SUPPLIED ENTRIES:
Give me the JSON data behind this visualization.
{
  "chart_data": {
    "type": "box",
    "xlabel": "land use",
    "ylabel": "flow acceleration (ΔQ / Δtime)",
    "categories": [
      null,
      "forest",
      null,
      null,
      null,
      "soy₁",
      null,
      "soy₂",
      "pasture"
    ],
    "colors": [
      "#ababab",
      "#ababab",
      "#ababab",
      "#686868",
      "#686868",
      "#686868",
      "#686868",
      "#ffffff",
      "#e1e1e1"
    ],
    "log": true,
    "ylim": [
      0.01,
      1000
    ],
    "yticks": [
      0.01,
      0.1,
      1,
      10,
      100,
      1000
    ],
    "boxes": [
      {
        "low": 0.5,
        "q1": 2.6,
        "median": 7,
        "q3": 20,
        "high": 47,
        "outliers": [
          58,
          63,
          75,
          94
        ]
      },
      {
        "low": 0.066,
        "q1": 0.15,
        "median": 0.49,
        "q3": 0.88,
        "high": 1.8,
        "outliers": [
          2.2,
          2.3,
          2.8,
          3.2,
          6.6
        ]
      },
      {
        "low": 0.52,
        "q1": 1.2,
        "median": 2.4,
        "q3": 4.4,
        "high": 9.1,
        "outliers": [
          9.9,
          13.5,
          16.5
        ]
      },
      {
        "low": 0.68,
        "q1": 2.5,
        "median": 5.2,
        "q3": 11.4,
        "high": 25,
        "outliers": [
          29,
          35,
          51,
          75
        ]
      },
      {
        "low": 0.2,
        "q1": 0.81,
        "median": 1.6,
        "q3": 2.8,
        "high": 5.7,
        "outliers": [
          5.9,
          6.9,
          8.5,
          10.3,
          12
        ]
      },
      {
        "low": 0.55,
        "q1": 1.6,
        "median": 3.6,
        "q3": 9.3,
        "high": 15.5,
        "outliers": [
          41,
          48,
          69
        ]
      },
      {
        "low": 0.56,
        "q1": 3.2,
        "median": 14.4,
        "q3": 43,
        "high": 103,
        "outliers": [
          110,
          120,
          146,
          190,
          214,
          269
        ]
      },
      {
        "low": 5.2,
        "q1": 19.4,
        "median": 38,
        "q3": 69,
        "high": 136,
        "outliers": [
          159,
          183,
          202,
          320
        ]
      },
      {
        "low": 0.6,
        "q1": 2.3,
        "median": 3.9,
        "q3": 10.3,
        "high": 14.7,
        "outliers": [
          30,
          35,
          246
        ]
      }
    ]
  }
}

GOAL:
Every line holding "high" should be copied out.

WRITTEN ANSWER:
        "high": 47,
        "high": 1.8,
        "high": 9.1,
        "high": 25,
        "high": 5.7,
        "high": 15.5,
        "high": 103,
        "high": 136,
        "high": 14.7,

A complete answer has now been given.